SET PROBLEM: Copy each of the entries below faithfully, setting aside any pictures.

TASK INPUT:

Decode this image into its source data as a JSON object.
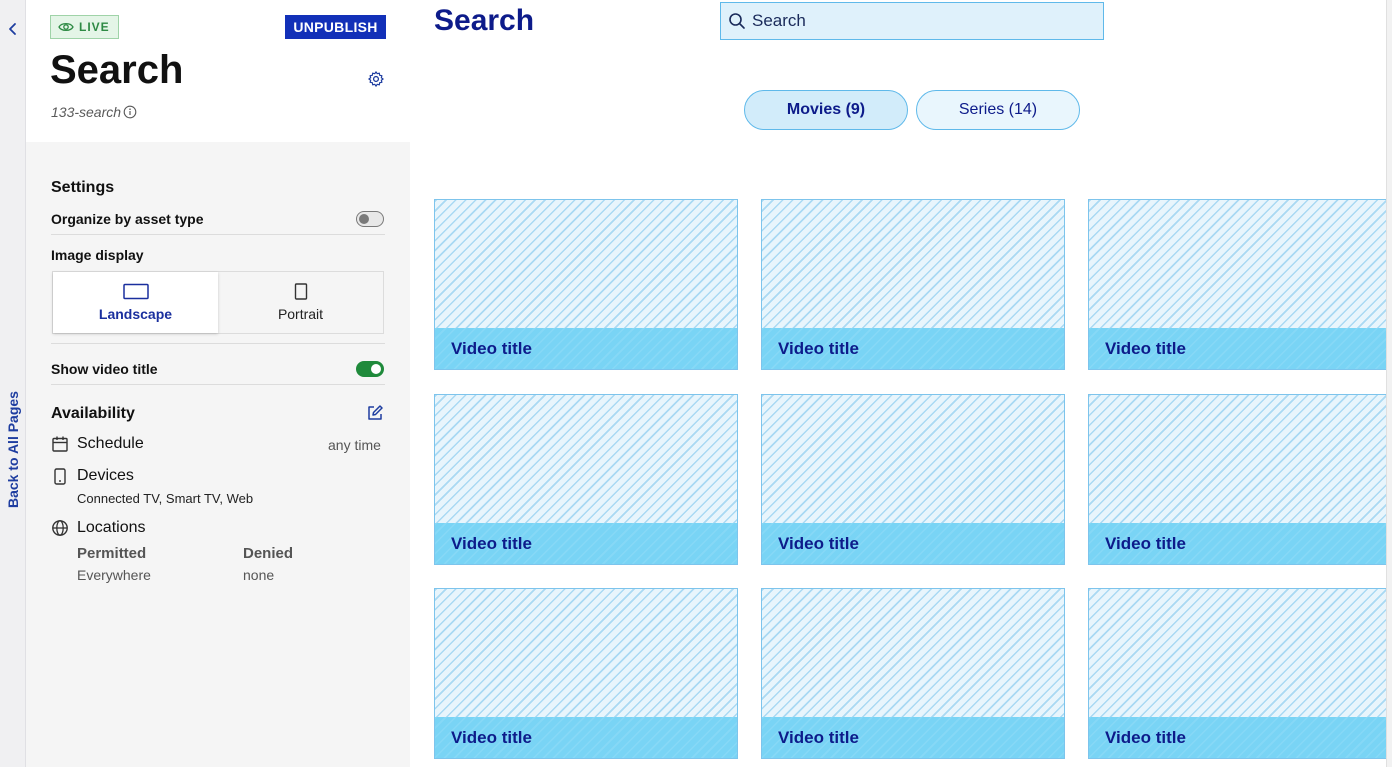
{
  "rail": {
    "back_label": "Back to All Pages"
  },
  "header": {
    "live_label": "LIVE",
    "unpublish_label": "UNPUBLISH",
    "page_title": "Search",
    "slug": "133-search"
  },
  "settings": {
    "title": "Settings",
    "organize_label": "Organize by asset type",
    "organize_on": false,
    "image_display_label": "Image display",
    "image_options": [
      {
        "label": "Landscape",
        "selected": true
      },
      {
        "label": "Portrait",
        "selected": false
      }
    ],
    "show_title_label": "Show video title",
    "show_title_on": true
  },
  "availability": {
    "title": "Availability",
    "schedule_label": "Schedule",
    "schedule_value": "any time",
    "devices_label": "Devices",
    "devices_value": "Connected TV, Smart TV, Web",
    "locations_label": "Locations",
    "permitted_label": "Permitted",
    "permitted_value": "Everywhere",
    "denied_label": "Denied",
    "denied_value": "none"
  },
  "preview": {
    "title": "Search",
    "search_placeholder": "Search",
    "tabs": [
      {
        "label": "Movies (9)",
        "active": true
      },
      {
        "label": "Series (14)",
        "active": false
      }
    ],
    "tiles": [
      "Video title",
      "Video title",
      "Video title",
      "Video title",
      "Video title",
      "Video title",
      "Video title",
      "Video title",
      "Video title"
    ]
  },
  "colors": {
    "brand_navy": "#0d1b8a",
    "unpublish_bg": "#1230b8",
    "live_green": "#2e8a44",
    "toggle_on": "#1f8a3b",
    "tile_caption": "#79d4f5",
    "accent_blue": "#5fb9ea"
  },
  "icons": [
    "chevron-left-icon",
    "eye-icon",
    "gear-icon",
    "info-icon",
    "landscape-icon",
    "portrait-icon",
    "edit-icon",
    "calendar-icon",
    "device-icon",
    "globe-icon",
    "search-icon"
  ]
}
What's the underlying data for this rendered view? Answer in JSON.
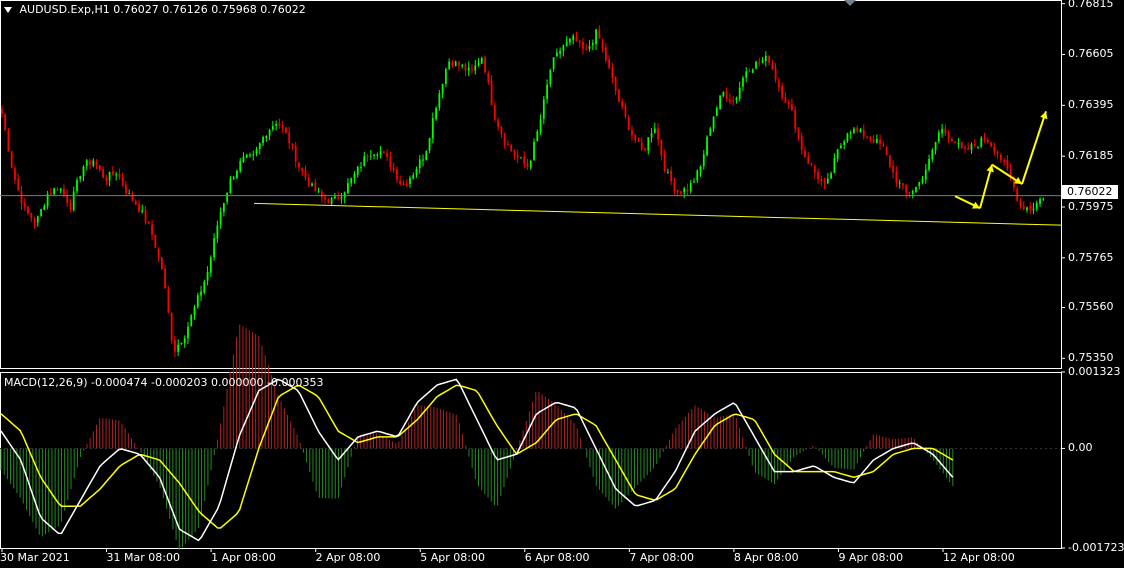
{
  "symbol": "AUDUSD.Exp,H1",
  "ohlc": [
    "0.76027",
    "0.76126",
    "0.75968",
    "0.76022"
  ],
  "current_price": "0.76022",
  "macd_label": "MACD(12,26,9)",
  "macd_values": [
    "-0.000474",
    "-0.000203",
    "0.000000",
    "-0.000353"
  ],
  "colors": {
    "background": "#000000",
    "bull_candle": "#00ff00",
    "bear_candle": "#ff0000",
    "macd_main": "#ffffff",
    "macd_signal": "#ffff00",
    "hist_pos": "#b22222",
    "hist_neg": "#228b22",
    "trendline": "#ffff00",
    "axis": "#ffffff",
    "grid_line": "#708090"
  },
  "chart_data": [
    {
      "type": "candlestick",
      "title": "AUDUSD.Exp,H1",
      "y_ticks": [
        "0.76815",
        "0.76605",
        "0.76395",
        "0.76185",
        "0.75975",
        "0.75765",
        "0.75560",
        "0.75350"
      ],
      "x_ticks": [
        "30 Mar 2021",
        "31 Mar 08:00",
        "1 Apr 08:00",
        "2 Apr 08:00",
        "5 Apr 08:00",
        "6 Apr 08:00",
        "7 Apr 08:00",
        "8 Apr 08:00",
        "9 Apr 08:00",
        "12 Apr 08:00"
      ],
      "ylim": [
        0.7531,
        0.7683
      ],
      "close_path": [
        0.7636,
        0.7611,
        0.7596,
        0.7591,
        0.7603,
        0.7606,
        0.7598,
        0.7614,
        0.7617,
        0.7609,
        0.7612,
        0.7603,
        0.7597,
        0.7588,
        0.7572,
        0.7538,
        0.7545,
        0.7558,
        0.7571,
        0.7594,
        0.7609,
        0.7617,
        0.7618,
        0.7628,
        0.7633,
        0.7626,
        0.7614,
        0.7606,
        0.7601,
        0.76,
        0.7605,
        0.7612,
        0.762,
        0.7621,
        0.7615,
        0.7606,
        0.7612,
        0.762,
        0.7641,
        0.7658,
        0.7656,
        0.7653,
        0.766,
        0.7636,
        0.7624,
        0.7618,
        0.7614,
        0.7632,
        0.7656,
        0.7664,
        0.7667,
        0.7661,
        0.767,
        0.7655,
        0.764,
        0.7628,
        0.762,
        0.7632,
        0.7612,
        0.7604,
        0.7605,
        0.7613,
        0.7633,
        0.7645,
        0.7641,
        0.7654,
        0.7657,
        0.7659,
        0.7646,
        0.7637,
        0.762,
        0.7612,
        0.7605,
        0.762,
        0.763,
        0.7628,
        0.7626,
        0.7622,
        0.761,
        0.7603,
        0.7606,
        0.7616,
        0.763,
        0.7626,
        0.762,
        0.7623,
        0.7626,
        0.762,
        0.7611,
        0.7598,
        0.7597,
        0.7602
      ],
      "annotations": [
        {
          "type": "current_price_line",
          "value": 0.76022
        },
        {
          "type": "trendline",
          "from": [
            "1 Apr 08:00",
            0.7599
          ],
          "to": [
            "12 Apr 08:00",
            0.7592
          ]
        },
        {
          "type": "forecast_arrows",
          "color": "yellow",
          "points": [
            0.7602,
            0.7597,
            0.7615,
            0.7607,
            0.7637
          ]
        }
      ]
    },
    {
      "type": "line",
      "title": "MACD(12,26,9)",
      "y_ticks": [
        "0.001323",
        "0.00",
        "-0.001723"
      ],
      "ylim": [
        -0.001723,
        0.001323
      ],
      "series": [
        {
          "name": "MACD",
          "values": [
            0.0003,
            -0.0002,
            -0.0012,
            -0.0015,
            -0.0009,
            -0.0003,
            0.0,
            -0.0001,
            -0.0005,
            -0.0014,
            -0.0016,
            -0.001,
            0.0002,
            0.001,
            0.0012,
            0.001,
            0.0003,
            -0.0002,
            0.0002,
            0.0003,
            0.0002,
            0.0008,
            0.0011,
            0.0012,
            0.0005,
            -0.0002,
            -0.0001,
            0.0006,
            0.0008,
            0.0007,
            0.0,
            -0.0007,
            -0.001,
            -0.0009,
            -0.0004,
            0.0003,
            0.0006,
            0.0008,
            0.0002,
            -0.0004,
            -0.0004,
            -0.0003,
            -0.0005,
            -0.0006,
            -0.0002,
            0.0,
            0.0001,
            -0.0001,
            -0.0005
          ]
        },
        {
          "name": "Signal",
          "values": [
            0.0006,
            0.0003,
            -0.0005,
            -0.001,
            -0.001,
            -0.0007,
            -0.0003,
            -0.0001,
            -0.0002,
            -0.0006,
            -0.0011,
            -0.0014,
            -0.0011,
            0.0,
            0.0009,
            0.0011,
            0.0009,
            0.0003,
            0.0001,
            0.0002,
            0.0002,
            0.0005,
            0.0009,
            0.0011,
            0.001,
            0.0004,
            -0.0001,
            0.0001,
            0.0005,
            0.0006,
            0.0004,
            -0.0002,
            -0.0008,
            -0.0009,
            -0.0007,
            -0.0001,
            0.0004,
            0.0006,
            0.0005,
            -0.0001,
            -0.0004,
            -0.0004,
            -0.0004,
            -0.0005,
            -0.0004,
            -0.0001,
            0.0,
            0.0,
            -0.0002
          ]
        }
      ]
    }
  ]
}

RESULT FOR THIS EXERCISE:
Decode this image into its source data as a JSON object.
{
  "rail": {
    "back_label": "Back to All Pages"
  },
  "header": {
    "live_label": "LIVE",
    "unpublish_label": "UNPUBLISH",
    "page_title": "Search",
    "slug": "133-search"
  },
  "settings": {
    "title": "Settings",
    "organize_label": "Organize by asset type",
    "organize_on": false,
    "image_display_label": "Image display",
    "image_options": [
      {
        "label": "Landscape",
        "selected": true
      },
      {
        "label": "Portrait",
        "selected": false
      }
    ],
    "show_title_label": "Show video title",
    "show_title_on": true
  },
  "availability": {
    "title": "Availability",
    "schedule_label": "Schedule",
    "schedule_value": "any time",
    "devices_label": "Devices",
    "devices_value": "Connected TV, Smart TV, Web",
    "locations_label": "Locations",
    "permitted_label": "Permitted",
    "permitted_value": "Everywhere",
    "denied_label": "Denied",
    "denied_value": "none"
  },
  "preview": {
    "title": "Search",
    "search_placeholder": "Search",
    "tabs": [
      {
        "label": "Movies (9)",
        "active": true
      },
      {
        "label": "Series (14)",
        "active": false
      }
    ],
    "tiles": [
      "Video title",
      "Video title",
      "Video title",
      "Video title",
      "Video title",
      "Video title",
      "Video title",
      "Video title",
      "Video title"
    ]
  },
  "colors": {
    "brand_navy": "#0d1b8a",
    "unpublish_bg": "#1230b8",
    "live_green": "#2e8a44",
    "toggle_on": "#1f8a3b",
    "tile_caption": "#79d4f5",
    "accent_blue": "#5fb9ea"
  },
  "icons": [
    "chevron-left-icon",
    "eye-icon",
    "gear-icon",
    "info-icon",
    "landscape-icon",
    "portrait-icon",
    "edit-icon",
    "calendar-icon",
    "device-icon",
    "globe-icon",
    "search-icon"
  ]
}
What's the underlying data for this rendered view? Answer in JSON.
{
  "symbol": "AUDUSD.Exp,H1",
  "ohlc": [
    "0.76027",
    "0.76126",
    "0.75968",
    "0.76022"
  ],
  "current_price": "0.76022",
  "macd_label": "MACD(12,26,9)",
  "macd_values": [
    "-0.000474",
    "-0.000203",
    "0.000000",
    "-0.000353"
  ],
  "colors": {
    "background": "#000000",
    "bull_candle": "#00ff00",
    "bear_candle": "#ff0000",
    "macd_main": "#ffffff",
    "macd_signal": "#ffff00",
    "hist_pos": "#b22222",
    "hist_neg": "#228b22",
    "trendline": "#ffff00",
    "axis": "#ffffff",
    "grid_line": "#708090"
  },
  "chart_data": [
    {
      "type": "candlestick",
      "title": "AUDUSD.Exp,H1",
      "y_ticks": [
        "0.76815",
        "0.76605",
        "0.76395",
        "0.76185",
        "0.75975",
        "0.75765",
        "0.75560",
        "0.75350"
      ],
      "x_ticks": [
        "30 Mar 2021",
        "31 Mar 08:00",
        "1 Apr 08:00",
        "2 Apr 08:00",
        "5 Apr 08:00",
        "6 Apr 08:00",
        "7 Apr 08:00",
        "8 Apr 08:00",
        "9 Apr 08:00",
        "12 Apr 08:00"
      ],
      "ylim": [
        0.7531,
        0.7683
      ],
      "close_path": [
        0.7636,
        0.7611,
        0.7596,
        0.7591,
        0.7603,
        0.7606,
        0.7598,
        0.7614,
        0.7617,
        0.7609,
        0.7612,
        0.7603,
        0.7597,
        0.7588,
        0.7572,
        0.7538,
        0.7545,
        0.7558,
        0.7571,
        0.7594,
        0.7609,
        0.7617,
        0.7618,
        0.7628,
        0.7633,
        0.7626,
        0.7614,
        0.7606,
        0.7601,
        0.76,
        0.7605,
        0.7612,
        0.762,
        0.7621,
        0.7615,
        0.7606,
        0.7612,
        0.762,
        0.7641,
        0.7658,
        0.7656,
        0.7653,
        0.766,
        0.7636,
        0.7624,
        0.7618,
        0.7614,
        0.7632,
        0.7656,
        0.7664,
        0.7667,
        0.7661,
        0.767,
        0.7655,
        0.764,
        0.7628,
        0.762,
        0.7632,
        0.7612,
        0.7604,
        0.7605,
        0.7613,
        0.7633,
        0.7645,
        0.7641,
        0.7654,
        0.7657,
        0.7659,
        0.7646,
        0.7637,
        0.762,
        0.7612,
        0.7605,
        0.762,
        0.763,
        0.7628,
        0.7626,
        0.7622,
        0.761,
        0.7603,
        0.7606,
        0.7616,
        0.763,
        0.7626,
        0.762,
        0.7623,
        0.7626,
        0.762,
        0.7611,
        0.7598,
        0.7597,
        0.7602
      ],
      "annotations": [
        {
          "type": "current_price_line",
          "value": 0.76022
        },
        {
          "type": "trendline",
          "from": [
            "1 Apr 08:00",
            0.7599
          ],
          "to": [
            "12 Apr 08:00",
            0.7592
          ]
        },
        {
          "type": "forecast_arrows",
          "color": "yellow",
          "points": [
            0.7602,
            0.7597,
            0.7615,
            0.7607,
            0.7637
          ]
        }
      ]
    },
    {
      "type": "line",
      "title": "MACD(12,26,9)",
      "y_ticks": [
        "0.001323",
        "0.00",
        "-0.001723"
      ],
      "ylim": [
        -0.001723,
        0.001323
      ],
      "series": [
        {
          "name": "MACD",
          "values": [
            0.0003,
            -0.0002,
            -0.0012,
            -0.0015,
            -0.0009,
            -0.0003,
            0.0,
            -0.0001,
            -0.0005,
            -0.0014,
            -0.0016,
            -0.001,
            0.0002,
            0.001,
            0.0012,
            0.001,
            0.0003,
            -0.0002,
            0.0002,
            0.0003,
            0.0002,
            0.0008,
            0.0011,
            0.0012,
            0.0005,
            -0.0002,
            -0.0001,
            0.0006,
            0.0008,
            0.0007,
            0.0,
            -0.0007,
            -0.001,
            -0.0009,
            -0.0004,
            0.0003,
            0.0006,
            0.0008,
            0.0002,
            -0.0004,
            -0.0004,
            -0.0003,
            -0.0005,
            -0.0006,
            -0.0002,
            0.0,
            0.0001,
            -0.0001,
            -0.0005
          ]
        },
        {
          "name": "Signal",
          "values": [
            0.0006,
            0.0003,
            -0.0005,
            -0.001,
            -0.001,
            -0.0007,
            -0.0003,
            -0.0001,
            -0.0002,
            -0.0006,
            -0.0011,
            -0.0014,
            -0.0011,
            0.0,
            0.0009,
            0.0011,
            0.0009,
            0.0003,
            0.0001,
            0.0002,
            0.0002,
            0.0005,
            0.0009,
            0.0011,
            0.001,
            0.0004,
            -0.0001,
            0.0001,
            0.0005,
            0.0006,
            0.0004,
            -0.0002,
            -0.0008,
            -0.0009,
            -0.0007,
            -0.0001,
            0.0004,
            0.0006,
            0.0005,
            -0.0001,
            -0.0004,
            -0.0004,
            -0.0004,
            -0.0005,
            -0.0004,
            -0.0001,
            0.0,
            0.0,
            -0.0002
          ]
        }
      ]
    }
  ]
}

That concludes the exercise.